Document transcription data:
*** Begin section ***
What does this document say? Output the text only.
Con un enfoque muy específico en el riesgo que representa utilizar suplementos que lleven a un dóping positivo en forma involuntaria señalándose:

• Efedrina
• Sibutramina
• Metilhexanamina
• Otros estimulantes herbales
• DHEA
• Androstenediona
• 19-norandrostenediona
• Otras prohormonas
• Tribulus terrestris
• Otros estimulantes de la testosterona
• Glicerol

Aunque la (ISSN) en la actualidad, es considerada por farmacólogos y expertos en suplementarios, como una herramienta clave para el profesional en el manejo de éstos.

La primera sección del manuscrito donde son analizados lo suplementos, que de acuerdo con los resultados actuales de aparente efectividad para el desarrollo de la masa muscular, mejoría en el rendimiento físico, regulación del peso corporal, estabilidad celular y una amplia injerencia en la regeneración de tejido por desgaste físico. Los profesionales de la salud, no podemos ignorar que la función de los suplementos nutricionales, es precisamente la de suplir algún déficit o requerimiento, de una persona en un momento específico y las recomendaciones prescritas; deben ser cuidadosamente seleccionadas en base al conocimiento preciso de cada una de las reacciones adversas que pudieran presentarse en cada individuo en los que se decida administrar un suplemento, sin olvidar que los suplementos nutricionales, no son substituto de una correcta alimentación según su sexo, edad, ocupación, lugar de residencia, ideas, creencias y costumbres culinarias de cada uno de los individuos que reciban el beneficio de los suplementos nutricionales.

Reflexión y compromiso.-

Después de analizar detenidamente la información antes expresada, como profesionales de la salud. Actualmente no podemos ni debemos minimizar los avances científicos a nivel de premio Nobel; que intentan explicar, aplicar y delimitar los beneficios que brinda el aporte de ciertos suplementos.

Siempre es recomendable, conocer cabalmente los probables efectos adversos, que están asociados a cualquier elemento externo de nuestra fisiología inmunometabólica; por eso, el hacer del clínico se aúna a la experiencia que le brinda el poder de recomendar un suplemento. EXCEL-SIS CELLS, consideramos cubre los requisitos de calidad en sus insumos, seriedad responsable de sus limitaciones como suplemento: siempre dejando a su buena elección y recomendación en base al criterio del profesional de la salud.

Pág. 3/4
*** End section ***
Goal of the exercise:
Each record above should be repeated exactly as it appears.

Answer to this task:
What does this document say? Output the text only.
Con un enfoque muy específico en el riesgo que representa utilizar suplementos que lleven a un dóping positivo en forma involuntaria señalándose:

• Efedrina
• Sibutramina
• Metilhexanamina
• Otros estimulantes herbales
• DHEA
• Androstenediona
• 19-norandrostenediona
• Otras prohormonas
• Tribulus terrestris
• Otros estimulantes de la testosterona
• Glicerol

Aunque la (ISSN) en la actualidad, es considerada por farmacólogos y expertos en suplementarios, como una herramienta clave para el profesional en el manejo de éstos.

La primera sección del manuscrito donde son analizados lo suplementos, que de acuerdo con los resultados actuales de aparente efectividad para el desarrollo de la masa muscular, mejoría en el rendimiento físico, regulación del peso corporal, estabilidad celular y una amplia injerencia en la regeneración de tejido por desgaste físico. Los profesionales de la salud, no podemos ignorar que la función de los suplementos nutricionales, es precisamente la de suplir algún déficit o requerimiento, de una persona en un momento específico y las recomendaciones prescritas; deben ser cuidadosamente seleccionadas en base al conocimiento preciso de cada una de las reacciones adversas que pudieran presentarse en cada individuo en los que se decida administrar un suplemento, sin olvidar que los suplementos nutricionales, no son substituto de una correcta alimentación según su sexo, edad, ocupación, lugar de residencia, ideas, creencias y costumbres culinarias de cada uno de los individuos que reciban el beneficio de los suplementos nutricionales.

Reflexión y compromiso.-

Después de analizar detenidamente la información antes expresada, como profesionales de la salud. Actualmente no podemos ni debemos minimizar los avances científicos a nivel de premio Nobel; que intentan explicar, aplicar y delimitar los beneficios que brinda el aporte de ciertos suplementos.

Siempre es recomendable, conocer cabalmente los probables efectos adversos, que están asociados a cualquier elemento externo de nuestra fisiología inmunometabólica; por eso, el hacer del clínico se aúna a la experiencia que le brinda el poder de recomendar un suplemento. EXCEL-SIS CELLS, consideramos cubre los requisitos de calidad en sus insumos, seriedad responsable de sus limitaciones como suplemento: siempre dejando a su buena elección y recomendación en base al criterio del profesional de la salud.

Pág. 3/4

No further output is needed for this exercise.